(Records from a dataset)
^^^^^^^^^^^^^^^^
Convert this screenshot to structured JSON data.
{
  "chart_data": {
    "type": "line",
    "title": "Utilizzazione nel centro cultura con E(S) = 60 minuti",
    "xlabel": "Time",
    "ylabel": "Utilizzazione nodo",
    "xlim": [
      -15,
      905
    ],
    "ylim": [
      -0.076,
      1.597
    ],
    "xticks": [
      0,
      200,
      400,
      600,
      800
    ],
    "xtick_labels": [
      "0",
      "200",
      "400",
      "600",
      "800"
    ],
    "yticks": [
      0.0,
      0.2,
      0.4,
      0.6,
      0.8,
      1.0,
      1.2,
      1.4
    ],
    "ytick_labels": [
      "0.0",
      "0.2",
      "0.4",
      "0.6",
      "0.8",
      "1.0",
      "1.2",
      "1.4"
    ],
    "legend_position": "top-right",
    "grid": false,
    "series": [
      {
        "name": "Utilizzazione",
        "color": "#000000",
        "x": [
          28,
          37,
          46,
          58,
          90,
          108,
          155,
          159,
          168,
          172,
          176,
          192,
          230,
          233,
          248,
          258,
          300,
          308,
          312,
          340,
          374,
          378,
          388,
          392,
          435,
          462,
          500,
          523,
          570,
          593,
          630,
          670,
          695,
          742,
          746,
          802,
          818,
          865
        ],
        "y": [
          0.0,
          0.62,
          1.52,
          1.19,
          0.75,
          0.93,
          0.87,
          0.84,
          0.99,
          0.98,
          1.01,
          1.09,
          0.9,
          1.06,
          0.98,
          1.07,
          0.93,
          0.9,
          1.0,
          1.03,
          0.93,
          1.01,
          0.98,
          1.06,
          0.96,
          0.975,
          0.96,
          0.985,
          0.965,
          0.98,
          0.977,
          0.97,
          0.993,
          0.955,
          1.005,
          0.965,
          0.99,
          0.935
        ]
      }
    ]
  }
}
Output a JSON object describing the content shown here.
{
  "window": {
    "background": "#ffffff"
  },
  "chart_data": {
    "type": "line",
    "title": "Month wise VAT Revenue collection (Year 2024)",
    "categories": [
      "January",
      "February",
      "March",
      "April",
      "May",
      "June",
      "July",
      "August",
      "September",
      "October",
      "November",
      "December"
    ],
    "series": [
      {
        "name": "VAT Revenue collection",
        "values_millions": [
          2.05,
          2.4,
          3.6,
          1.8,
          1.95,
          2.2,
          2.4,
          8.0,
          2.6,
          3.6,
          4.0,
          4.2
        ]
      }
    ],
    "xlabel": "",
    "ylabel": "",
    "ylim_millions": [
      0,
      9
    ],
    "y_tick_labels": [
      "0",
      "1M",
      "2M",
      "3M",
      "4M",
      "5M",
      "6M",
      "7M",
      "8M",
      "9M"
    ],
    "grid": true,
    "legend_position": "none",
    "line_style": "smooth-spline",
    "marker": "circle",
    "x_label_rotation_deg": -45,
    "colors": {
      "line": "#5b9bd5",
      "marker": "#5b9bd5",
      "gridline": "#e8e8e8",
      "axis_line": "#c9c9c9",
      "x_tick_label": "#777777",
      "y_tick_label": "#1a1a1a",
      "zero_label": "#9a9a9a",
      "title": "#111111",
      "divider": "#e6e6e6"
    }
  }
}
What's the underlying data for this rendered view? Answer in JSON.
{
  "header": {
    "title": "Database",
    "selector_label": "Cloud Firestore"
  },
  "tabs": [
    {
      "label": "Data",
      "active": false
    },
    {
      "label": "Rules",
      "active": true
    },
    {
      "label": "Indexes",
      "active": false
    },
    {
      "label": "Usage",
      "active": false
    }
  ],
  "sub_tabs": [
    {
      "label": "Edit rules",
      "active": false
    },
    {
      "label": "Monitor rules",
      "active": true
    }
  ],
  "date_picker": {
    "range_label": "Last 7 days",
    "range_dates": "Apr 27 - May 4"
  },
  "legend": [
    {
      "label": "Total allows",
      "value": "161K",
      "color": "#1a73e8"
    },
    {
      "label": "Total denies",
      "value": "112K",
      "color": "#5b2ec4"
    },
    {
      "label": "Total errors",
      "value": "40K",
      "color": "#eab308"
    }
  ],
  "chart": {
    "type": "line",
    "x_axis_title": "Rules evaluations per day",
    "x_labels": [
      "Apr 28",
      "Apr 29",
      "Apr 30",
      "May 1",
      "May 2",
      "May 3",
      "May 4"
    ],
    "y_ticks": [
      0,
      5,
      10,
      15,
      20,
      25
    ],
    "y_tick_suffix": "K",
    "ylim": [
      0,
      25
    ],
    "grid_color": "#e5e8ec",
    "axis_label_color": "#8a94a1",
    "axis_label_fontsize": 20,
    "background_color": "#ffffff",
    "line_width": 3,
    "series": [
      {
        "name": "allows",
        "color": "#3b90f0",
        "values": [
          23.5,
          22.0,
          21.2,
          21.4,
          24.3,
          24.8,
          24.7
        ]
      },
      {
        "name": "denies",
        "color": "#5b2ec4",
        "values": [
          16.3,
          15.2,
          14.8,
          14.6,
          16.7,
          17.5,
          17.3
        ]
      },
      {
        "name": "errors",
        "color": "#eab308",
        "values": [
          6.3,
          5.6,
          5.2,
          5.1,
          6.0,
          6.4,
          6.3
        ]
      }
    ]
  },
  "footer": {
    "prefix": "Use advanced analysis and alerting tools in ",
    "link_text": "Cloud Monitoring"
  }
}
^^^^^^^^^^^^^^^^
- [AIM OF THE TASK] Extract the data exactly as given.

- [ANSWER TO THE PROBLEM]
Convert this screenshot to structured JSON data.
{
  "chart_data": {
    "type": "line",
    "title": "Utilizzazione nel centro cultura con E(S) = 60 minuti",
    "xlabel": "Time",
    "ylabel": "Utilizzazione nodo",
    "xlim": [
      -15,
      905
    ],
    "ylim": [
      -0.076,
      1.597
    ],
    "xticks": [
      0,
      200,
      400,
      600,
      800
    ],
    "xtick_labels": [
      "0",
      "200",
      "400",
      "600",
      "800"
    ],
    "yticks": [
      0.0,
      0.2,
      0.4,
      0.6,
      0.8,
      1.0,
      1.2,
      1.4
    ],
    "ytick_labels": [
      "0.0",
      "0.2",
      "0.4",
      "0.6",
      "0.8",
      "1.0",
      "1.2",
      "1.4"
    ],
    "legend_position": "top-right",
    "grid": false,
    "series": [
      {
        "name": "Utilizzazione",
        "color": "#000000",
        "x": [
          28,
          37,
          46,
          58,
          90,
          108,
          155,
          159,
          168,
          172,
          176,
          192,
          230,
          233,
          248,
          258,
          300,
          308,
          312,
          340,
          374,
          378,
          388,
          392,
          435,
          462,
          500,
          523,
          570,
          593,
          630,
          670,
          695,
          742,
          746,
          802,
          818,
          865
        ],
        "y": [
          0.0,
          0.62,
          1.52,
          1.19,
          0.75,
          0.93,
          0.87,
          0.84,
          0.99,
          0.98,
          1.01,
          1.09,
          0.9,
          1.06,
          0.98,
          1.07,
          0.93,
          0.9,
          1.0,
          1.03,
          0.93,
          1.01,
          0.98,
          1.06,
          0.96,
          0.975,
          0.96,
          0.985,
          0.965,
          0.98,
          0.977,
          0.97,
          0.993,
          0.955,
          1.005,
          0.965,
          0.99,
          0.935
        ]
      }
    ]
  }
}
Output a JSON object describing the content shown here.
{
  "window": {
    "background": "#ffffff"
  },
  "chart_data": {
    "type": "line",
    "title": "Month wise VAT Revenue collection (Year 2024)",
    "categories": [
      "January",
      "February",
      "March",
      "April",
      "May",
      "June",
      "July",
      "August",
      "September",
      "October",
      "November",
      "December"
    ],
    "series": [
      {
        "name": "VAT Revenue collection",
        "values_millions": [
          2.05,
          2.4,
          3.6,
          1.8,
          1.95,
          2.2,
          2.4,
          8.0,
          2.6,
          3.6,
          4.0,
          4.2
        ]
      }
    ],
    "xlabel": "",
    "ylabel": "",
    "ylim_millions": [
      0,
      9
    ],
    "y_tick_labels": [
      "0",
      "1M",
      "2M",
      "3M",
      "4M",
      "5M",
      "6M",
      "7M",
      "8M",
      "9M"
    ],
    "grid": true,
    "legend_position": "none",
    "line_style": "smooth-spline",
    "marker": "circle",
    "x_label_rotation_deg": -45,
    "colors": {
      "line": "#5b9bd5",
      "marker": "#5b9bd5",
      "gridline": "#e8e8e8",
      "axis_line": "#c9c9c9",
      "x_tick_label": "#777777",
      "y_tick_label": "#1a1a1a",
      "zero_label": "#9a9a9a",
      "title": "#111111",
      "divider": "#e6e6e6"
    }
  }
}
What's the underlying data for this rendered view? Answer in JSON.
{
  "header": {
    "title": "Database",
    "selector_label": "Cloud Firestore"
  },
  "tabs": [
    {
      "label": "Data",
      "active": false
    },
    {
      "label": "Rules",
      "active": true
    },
    {
      "label": "Indexes",
      "active": false
    },
    {
      "label": "Usage",
      "active": false
    }
  ],
  "sub_tabs": [
    {
      "label": "Edit rules",
      "active": false
    },
    {
      "label": "Monitor rules",
      "active": true
    }
  ],
  "date_picker": {
    "range_label": "Last 7 days",
    "range_dates": "Apr 27 - May 4"
  },
  "legend": [
    {
      "label": "Total allows",
      "value": "161K",
      "color": "#1a73e8"
    },
    {
      "label": "Total denies",
      "value": "112K",
      "color": "#5b2ec4"
    },
    {
      "label": "Total errors",
      "value": "40K",
      "color": "#eab308"
    }
  ],
  "chart": {
    "type": "line",
    "x_axis_title": "Rules evaluations per day",
    "x_labels": [
      "Apr 28",
      "Apr 29",
      "Apr 30",
      "May 1",
      "May 2",
      "May 3",
      "May 4"
    ],
    "y_ticks": [
      0,
      5,
      10,
      15,
      20,
      25
    ],
    "y_tick_suffix": "K",
    "ylim": [
      0,
      25
    ],
    "grid_color": "#e5e8ec",
    "axis_label_color": "#8a94a1",
    "axis_label_fontsize": 20,
    "background_color": "#ffffff",
    "line_width": 3,
    "series": [
      {
        "name": "allows",
        "color": "#3b90f0",
        "values": [
          23.5,
          22.0,
          21.2,
          21.4,
          24.3,
          24.8,
          24.7
        ]
      },
      {
        "name": "denies",
        "color": "#5b2ec4",
        "values": [
          16.3,
          15.2,
          14.8,
          14.6,
          16.7,
          17.5,
          17.3
        ]
      },
      {
        "name": "errors",
        "color": "#eab308",
        "values": [
          6.3,
          5.6,
          5.2,
          5.1,
          6.0,
          6.4,
          6.3
        ]
      }
    ]
  },
  "footer": {
    "prefix": "Use advanced analysis and alerting tools in ",
    "link_text": "Cloud Monitoring"
  }
}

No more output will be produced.